* Set exercise: The listing below must be repeated word for word, with its images excluded.

* Available records:
Begin

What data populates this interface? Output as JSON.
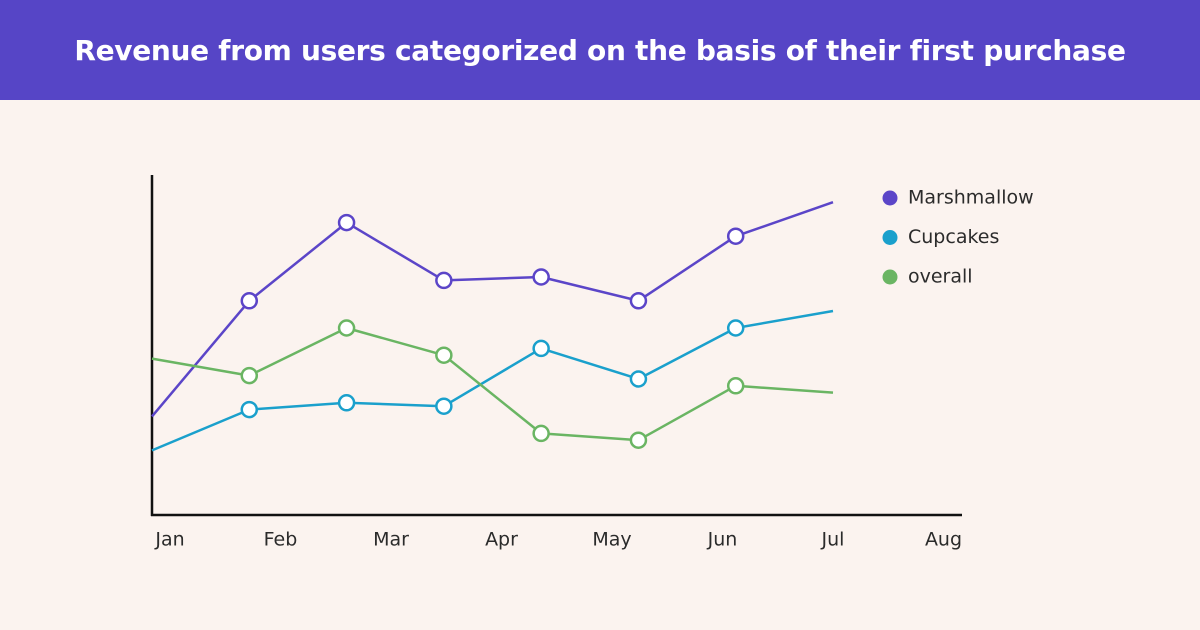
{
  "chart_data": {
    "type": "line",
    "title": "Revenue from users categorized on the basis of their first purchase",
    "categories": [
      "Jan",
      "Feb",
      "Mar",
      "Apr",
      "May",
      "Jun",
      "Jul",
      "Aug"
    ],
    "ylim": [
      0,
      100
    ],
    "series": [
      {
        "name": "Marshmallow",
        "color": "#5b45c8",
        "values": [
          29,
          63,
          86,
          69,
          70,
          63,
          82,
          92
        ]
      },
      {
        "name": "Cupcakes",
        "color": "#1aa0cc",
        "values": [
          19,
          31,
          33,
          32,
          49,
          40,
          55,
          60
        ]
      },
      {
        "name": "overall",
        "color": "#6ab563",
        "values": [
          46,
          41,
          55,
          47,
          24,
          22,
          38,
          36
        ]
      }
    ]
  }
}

End

* Result:
What data populates this interface? Output as JSON.
{
  "chart_data": {
    "type": "line",
    "title": "Revenue from users categorized on the basis of their first purchase",
    "categories": [
      "Jan",
      "Feb",
      "Mar",
      "Apr",
      "May",
      "Jun",
      "Jul",
      "Aug"
    ],
    "ylim": [
      0,
      100
    ],
    "series": [
      {
        "name": "Marshmallow",
        "color": "#5b45c8",
        "values": [
          29,
          63,
          86,
          69,
          70,
          63,
          82,
          92
        ]
      },
      {
        "name": "Cupcakes",
        "color": "#1aa0cc",
        "values": [
          19,
          31,
          33,
          32,
          49,
          40,
          55,
          60
        ]
      },
      {
        "name": "overall",
        "color": "#6ab563",
        "values": [
          46,
          41,
          55,
          47,
          24,
          22,
          38,
          36
        ]
      }
    ]
  }
}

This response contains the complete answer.